Records>
= Beginning of Section =

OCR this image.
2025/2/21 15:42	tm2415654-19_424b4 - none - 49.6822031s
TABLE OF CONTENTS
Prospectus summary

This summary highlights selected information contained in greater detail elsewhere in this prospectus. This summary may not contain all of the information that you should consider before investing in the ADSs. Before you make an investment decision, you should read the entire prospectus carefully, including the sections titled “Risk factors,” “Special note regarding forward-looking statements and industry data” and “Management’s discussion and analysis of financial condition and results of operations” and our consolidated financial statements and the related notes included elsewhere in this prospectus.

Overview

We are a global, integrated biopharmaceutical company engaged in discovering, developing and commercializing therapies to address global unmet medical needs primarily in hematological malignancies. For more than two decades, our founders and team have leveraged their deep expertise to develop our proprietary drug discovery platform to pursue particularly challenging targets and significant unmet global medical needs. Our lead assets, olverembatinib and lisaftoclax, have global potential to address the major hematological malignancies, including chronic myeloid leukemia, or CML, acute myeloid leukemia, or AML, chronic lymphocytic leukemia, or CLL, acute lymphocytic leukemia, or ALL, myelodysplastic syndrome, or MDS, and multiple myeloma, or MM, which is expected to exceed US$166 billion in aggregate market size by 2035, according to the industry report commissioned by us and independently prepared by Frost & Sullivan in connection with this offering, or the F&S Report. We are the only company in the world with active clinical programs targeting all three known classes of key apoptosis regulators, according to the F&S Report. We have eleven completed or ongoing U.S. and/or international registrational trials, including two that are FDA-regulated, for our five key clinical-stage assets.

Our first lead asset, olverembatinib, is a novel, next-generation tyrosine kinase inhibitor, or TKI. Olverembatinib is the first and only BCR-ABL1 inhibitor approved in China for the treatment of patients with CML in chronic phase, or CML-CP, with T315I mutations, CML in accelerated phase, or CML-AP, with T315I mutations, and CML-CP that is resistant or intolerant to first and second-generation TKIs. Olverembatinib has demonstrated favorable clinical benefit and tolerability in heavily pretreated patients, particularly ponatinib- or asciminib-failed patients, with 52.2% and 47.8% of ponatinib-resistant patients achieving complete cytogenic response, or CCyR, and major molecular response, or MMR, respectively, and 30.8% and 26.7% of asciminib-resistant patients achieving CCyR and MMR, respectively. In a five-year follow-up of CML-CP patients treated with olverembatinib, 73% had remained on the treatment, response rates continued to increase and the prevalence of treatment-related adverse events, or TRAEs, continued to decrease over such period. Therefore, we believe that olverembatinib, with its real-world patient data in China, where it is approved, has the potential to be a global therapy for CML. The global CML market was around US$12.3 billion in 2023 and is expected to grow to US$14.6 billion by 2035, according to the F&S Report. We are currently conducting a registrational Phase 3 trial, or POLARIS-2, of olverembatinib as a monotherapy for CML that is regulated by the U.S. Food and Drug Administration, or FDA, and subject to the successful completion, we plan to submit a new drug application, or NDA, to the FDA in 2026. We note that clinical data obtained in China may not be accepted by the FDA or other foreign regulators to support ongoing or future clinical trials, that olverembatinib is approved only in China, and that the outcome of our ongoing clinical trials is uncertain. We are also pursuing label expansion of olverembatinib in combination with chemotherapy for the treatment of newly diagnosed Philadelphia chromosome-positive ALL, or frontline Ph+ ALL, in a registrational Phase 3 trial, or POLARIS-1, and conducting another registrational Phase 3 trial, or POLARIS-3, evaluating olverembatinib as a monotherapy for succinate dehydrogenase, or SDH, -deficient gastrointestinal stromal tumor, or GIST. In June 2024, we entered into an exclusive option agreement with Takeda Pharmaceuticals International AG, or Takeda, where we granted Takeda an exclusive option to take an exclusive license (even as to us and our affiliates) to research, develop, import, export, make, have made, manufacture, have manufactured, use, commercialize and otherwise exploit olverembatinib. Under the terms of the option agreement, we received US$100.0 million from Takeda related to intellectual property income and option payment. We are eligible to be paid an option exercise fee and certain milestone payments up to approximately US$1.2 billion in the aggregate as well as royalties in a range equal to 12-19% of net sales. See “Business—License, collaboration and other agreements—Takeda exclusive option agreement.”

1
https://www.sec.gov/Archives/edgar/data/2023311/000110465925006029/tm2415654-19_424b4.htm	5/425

= End of Section =

Activity> A verbatim copy of every entry is needed.

Answer box>
OCR this image.
2025/2/21 15:42	tm2415654-19_424b4 - none - 49.6822031s
TABLE OF CONTENTS
Prospectus summary

This summary highlights selected information contained in greater detail elsewhere in this prospectus. This summary may not contain all of the information that you should consider before investing in the ADSs. Before you make an investment decision, you should read the entire prospectus carefully, including the sections titled “Risk factors,” “Special note regarding forward-looking statements and industry data” and “Management’s discussion and analysis of financial condition and results of operations” and our consolidated financial statements and the related notes included elsewhere in this prospectus.

Overview

We are a global, integrated biopharmaceutical company engaged in discovering, developing and commercializing therapies to address global unmet medical needs primarily in hematological malignancies. For more than two decades, our founders and team have leveraged their deep expertise to develop our proprietary drug discovery platform to pursue particularly challenging targets and significant unmet global medical needs. Our lead assets, olverembatinib and lisaftoclax, have global potential to address the major hematological malignancies, including chronic myeloid leukemia, or CML, acute myeloid leukemia, or AML, chronic lymphocytic leukemia, or CLL, acute lymphocytic leukemia, or ALL, myelodysplastic syndrome, or MDS, and multiple myeloma, or MM, which is expected to exceed US$166 billion in aggregate market size by 2035, according to the industry report commissioned by us and independently prepared by Frost & Sullivan in connection with this offering, or the F&S Report. We are the only company in the world with active clinical programs targeting all three known classes of key apoptosis regulators, according to the F&S Report. We have eleven completed or ongoing U.S. and/or international registrational trials, including two that are FDA-regulated, for our five key clinical-stage assets.

Our first lead asset, olverembatinib, is a novel, next-generation tyrosine kinase inhibitor, or TKI. Olverembatinib is the first and only BCR-ABL1 inhibitor approved in China for the treatment of patients with CML in chronic phase, or CML-CP, with T315I mutations, CML in accelerated phase, or CML-AP, with T315I mutations, and CML-CP that is resistant or intolerant to first and second-generation TKIs. Olverembatinib has demonstrated favorable clinical benefit and tolerability in heavily pretreated patients, particularly ponatinib- or asciminib-failed patients, with 52.2% and 47.8% of ponatinib-resistant patients achieving complete cytogenic response, or CCyR, and major molecular response, or MMR, respectively, and 30.8% and 26.7% of asciminib-resistant patients achieving CCyR and MMR, respectively. In a five-year follow-up of CML-CP patients treated with olverembatinib, 73% had remained on the treatment, response rates continued to increase and the prevalence of treatment-related adverse events, or TRAEs, continued to decrease over such period. Therefore, we believe that olverembatinib, with its real-world patient data in China, where it is approved, has the potential to be a global therapy for CML. The global CML market was around US$12.3 billion in 2023 and is expected to grow to US$14.6 billion by 2035, according to the F&S Report. We are currently conducting a registrational Phase 3 trial, or POLARIS-2, of olverembatinib as a monotherapy for CML that is regulated by the U.S. Food and Drug Administration, or FDA, and subject to the successful completion, we plan to submit a new drug application, or NDA, to the FDA in 2026. We note that clinical data obtained in China may not be accepted by the FDA or other foreign regulators to support ongoing or future clinical trials, that olverembatinib is approved only in China, and that the outcome of our ongoing clinical trials is uncertain. We are also pursuing label expansion of olverembatinib in combination with chemotherapy for the treatment of newly diagnosed Philadelphia chromosome-positive ALL, or frontline Ph+ ALL, in a registrational Phase 3 trial, or POLARIS-1, and conducting another registrational Phase 3 trial, or POLARIS-3, evaluating olverembatinib as a monotherapy for succinate dehydrogenase, or SDH, -deficient gastrointestinal stromal tumor, or GIST. In June 2024, we entered into an exclusive option agreement with Takeda Pharmaceuticals International AG, or Takeda, where we granted Takeda an exclusive option to take an exclusive license (even as to us and our affiliates) to research, develop, import, export, make, have made, manufacture, have manufactured, use, commercialize and otherwise exploit olverembatinib. Under the terms of the option agreement, we received US$100.0 million from Takeda related to intellectual property income and option payment. We are eligible to be paid an option exercise fee and certain milestone payments up to approximately US$1.2 billion in the aggregate as well as royalties in a range equal to 12-19% of net sales. See “Business—License, collaboration and other agreements—Takeda exclusive option agreement.”

1
https://www.sec.gov/Archives/edgar/data/2023311/000110465925006029/tm2415654-19_424b4.htm	5/425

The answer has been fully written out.